# Raw records
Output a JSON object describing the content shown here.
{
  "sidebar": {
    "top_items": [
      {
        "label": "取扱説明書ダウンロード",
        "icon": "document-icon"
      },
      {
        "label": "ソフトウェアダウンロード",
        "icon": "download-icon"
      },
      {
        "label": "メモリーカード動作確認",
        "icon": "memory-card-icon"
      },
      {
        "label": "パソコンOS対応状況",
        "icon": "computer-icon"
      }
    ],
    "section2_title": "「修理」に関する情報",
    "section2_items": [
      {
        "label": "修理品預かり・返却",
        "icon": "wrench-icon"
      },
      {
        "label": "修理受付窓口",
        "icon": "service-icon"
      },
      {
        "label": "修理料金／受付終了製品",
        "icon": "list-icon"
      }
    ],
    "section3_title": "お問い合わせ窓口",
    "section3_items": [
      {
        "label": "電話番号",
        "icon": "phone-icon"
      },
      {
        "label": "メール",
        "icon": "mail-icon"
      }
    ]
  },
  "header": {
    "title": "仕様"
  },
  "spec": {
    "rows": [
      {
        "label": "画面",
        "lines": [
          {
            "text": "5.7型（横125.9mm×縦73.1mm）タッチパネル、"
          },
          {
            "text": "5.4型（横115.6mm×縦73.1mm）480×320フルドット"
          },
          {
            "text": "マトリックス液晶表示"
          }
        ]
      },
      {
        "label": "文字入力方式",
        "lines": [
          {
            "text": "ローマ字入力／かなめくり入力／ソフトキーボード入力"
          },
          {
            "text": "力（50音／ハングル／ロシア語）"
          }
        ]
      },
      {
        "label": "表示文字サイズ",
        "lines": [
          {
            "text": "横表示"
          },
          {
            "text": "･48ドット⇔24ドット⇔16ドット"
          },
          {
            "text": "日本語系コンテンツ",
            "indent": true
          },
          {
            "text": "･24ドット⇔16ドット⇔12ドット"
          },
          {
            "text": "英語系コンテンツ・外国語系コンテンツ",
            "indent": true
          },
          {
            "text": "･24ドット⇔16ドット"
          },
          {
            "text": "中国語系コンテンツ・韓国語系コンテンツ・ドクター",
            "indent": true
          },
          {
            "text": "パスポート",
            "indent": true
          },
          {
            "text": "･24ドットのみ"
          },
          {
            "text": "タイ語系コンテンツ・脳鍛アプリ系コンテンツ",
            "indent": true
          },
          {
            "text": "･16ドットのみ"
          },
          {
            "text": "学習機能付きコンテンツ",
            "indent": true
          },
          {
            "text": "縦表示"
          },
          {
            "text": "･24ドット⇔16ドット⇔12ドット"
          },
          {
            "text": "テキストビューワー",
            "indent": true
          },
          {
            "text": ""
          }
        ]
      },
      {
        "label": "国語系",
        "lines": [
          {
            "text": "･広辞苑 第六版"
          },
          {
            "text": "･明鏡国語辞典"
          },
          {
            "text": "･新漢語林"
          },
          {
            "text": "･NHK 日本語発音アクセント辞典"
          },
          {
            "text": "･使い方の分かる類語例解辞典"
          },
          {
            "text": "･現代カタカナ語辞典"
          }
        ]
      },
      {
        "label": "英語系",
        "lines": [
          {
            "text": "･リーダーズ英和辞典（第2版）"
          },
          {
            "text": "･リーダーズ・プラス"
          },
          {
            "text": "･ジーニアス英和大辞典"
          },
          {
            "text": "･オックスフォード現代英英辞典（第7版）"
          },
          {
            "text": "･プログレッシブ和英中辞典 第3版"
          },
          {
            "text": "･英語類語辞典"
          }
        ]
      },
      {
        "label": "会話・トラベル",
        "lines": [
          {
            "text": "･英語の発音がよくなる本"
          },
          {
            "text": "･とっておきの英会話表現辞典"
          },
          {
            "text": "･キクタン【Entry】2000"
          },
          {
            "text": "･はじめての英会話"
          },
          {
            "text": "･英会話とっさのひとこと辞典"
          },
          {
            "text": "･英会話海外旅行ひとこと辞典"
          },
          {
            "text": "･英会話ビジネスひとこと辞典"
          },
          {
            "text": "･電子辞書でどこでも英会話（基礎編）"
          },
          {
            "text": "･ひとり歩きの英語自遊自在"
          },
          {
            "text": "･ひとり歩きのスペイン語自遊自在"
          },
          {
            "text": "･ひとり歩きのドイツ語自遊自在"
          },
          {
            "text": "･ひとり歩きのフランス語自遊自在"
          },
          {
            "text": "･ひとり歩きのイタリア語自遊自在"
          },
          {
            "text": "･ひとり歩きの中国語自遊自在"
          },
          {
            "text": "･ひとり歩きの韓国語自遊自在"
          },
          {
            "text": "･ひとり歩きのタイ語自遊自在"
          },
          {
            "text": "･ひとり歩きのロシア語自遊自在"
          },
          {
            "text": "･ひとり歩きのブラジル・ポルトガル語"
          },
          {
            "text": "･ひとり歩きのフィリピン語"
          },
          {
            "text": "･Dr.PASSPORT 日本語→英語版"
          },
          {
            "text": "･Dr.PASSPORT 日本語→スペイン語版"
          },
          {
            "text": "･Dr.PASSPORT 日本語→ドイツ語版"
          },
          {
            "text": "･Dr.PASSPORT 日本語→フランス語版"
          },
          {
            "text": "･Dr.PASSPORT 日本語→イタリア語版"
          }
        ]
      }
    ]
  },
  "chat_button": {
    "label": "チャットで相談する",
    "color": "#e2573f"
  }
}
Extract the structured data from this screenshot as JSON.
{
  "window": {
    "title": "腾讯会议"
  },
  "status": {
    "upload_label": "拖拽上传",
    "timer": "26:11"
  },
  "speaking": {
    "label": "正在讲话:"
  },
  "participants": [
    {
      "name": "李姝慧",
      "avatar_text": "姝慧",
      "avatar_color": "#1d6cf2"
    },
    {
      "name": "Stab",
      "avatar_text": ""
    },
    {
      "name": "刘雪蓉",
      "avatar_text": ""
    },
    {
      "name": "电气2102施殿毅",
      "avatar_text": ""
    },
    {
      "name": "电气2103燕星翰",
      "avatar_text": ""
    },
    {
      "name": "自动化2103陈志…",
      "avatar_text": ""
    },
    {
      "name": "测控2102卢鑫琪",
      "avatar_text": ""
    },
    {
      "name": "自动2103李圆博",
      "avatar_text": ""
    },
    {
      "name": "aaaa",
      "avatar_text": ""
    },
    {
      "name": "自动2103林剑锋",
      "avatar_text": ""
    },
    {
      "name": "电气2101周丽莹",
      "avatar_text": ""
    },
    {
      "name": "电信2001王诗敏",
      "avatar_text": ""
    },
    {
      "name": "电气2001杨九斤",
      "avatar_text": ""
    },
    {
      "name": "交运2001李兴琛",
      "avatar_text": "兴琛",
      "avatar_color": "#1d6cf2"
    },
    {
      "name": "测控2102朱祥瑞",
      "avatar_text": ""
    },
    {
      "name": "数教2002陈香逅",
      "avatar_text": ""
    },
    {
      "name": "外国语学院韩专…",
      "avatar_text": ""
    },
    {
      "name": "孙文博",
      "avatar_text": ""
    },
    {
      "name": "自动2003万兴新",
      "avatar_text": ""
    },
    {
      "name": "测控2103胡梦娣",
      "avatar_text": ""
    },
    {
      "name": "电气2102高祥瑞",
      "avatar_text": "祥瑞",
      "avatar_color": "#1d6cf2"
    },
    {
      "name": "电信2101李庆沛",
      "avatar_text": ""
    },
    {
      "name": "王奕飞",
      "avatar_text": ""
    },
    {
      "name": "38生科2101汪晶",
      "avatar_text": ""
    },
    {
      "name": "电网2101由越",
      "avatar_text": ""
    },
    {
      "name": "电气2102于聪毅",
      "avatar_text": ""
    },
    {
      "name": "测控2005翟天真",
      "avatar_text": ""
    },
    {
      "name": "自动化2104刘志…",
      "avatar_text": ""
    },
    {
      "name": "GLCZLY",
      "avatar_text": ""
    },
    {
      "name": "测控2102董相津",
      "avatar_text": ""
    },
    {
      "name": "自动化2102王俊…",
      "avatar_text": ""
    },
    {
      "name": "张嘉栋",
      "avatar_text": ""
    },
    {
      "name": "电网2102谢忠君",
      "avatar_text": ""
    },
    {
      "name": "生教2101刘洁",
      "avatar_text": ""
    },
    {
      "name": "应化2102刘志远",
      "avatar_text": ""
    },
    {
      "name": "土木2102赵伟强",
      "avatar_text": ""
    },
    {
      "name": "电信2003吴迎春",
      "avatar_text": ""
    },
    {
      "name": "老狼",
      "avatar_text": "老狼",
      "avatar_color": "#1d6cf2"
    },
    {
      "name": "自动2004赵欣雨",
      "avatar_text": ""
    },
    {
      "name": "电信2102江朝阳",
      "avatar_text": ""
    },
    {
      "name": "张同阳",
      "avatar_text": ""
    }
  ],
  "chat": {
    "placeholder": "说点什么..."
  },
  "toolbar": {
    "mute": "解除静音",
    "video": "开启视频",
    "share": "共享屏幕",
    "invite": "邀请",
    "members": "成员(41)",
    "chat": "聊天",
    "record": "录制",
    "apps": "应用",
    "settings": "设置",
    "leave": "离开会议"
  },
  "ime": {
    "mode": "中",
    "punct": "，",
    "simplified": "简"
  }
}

# Written task
Pick every line with "PASSPORT" in it and copy it.

# Exercise result
            "text": "･Dr.PASSPORT 日本語→英語版"
            "text": "･Dr.PASSPORT 日本語→スペイン語版"
            "text": "･Dr.PASSPORT 日本語→ドイツ語版"
            "text": "･Dr.PASSPORT 日本語→フランス語版"
            "text": "･Dr.PASSPORT 日本語→イタリア語版"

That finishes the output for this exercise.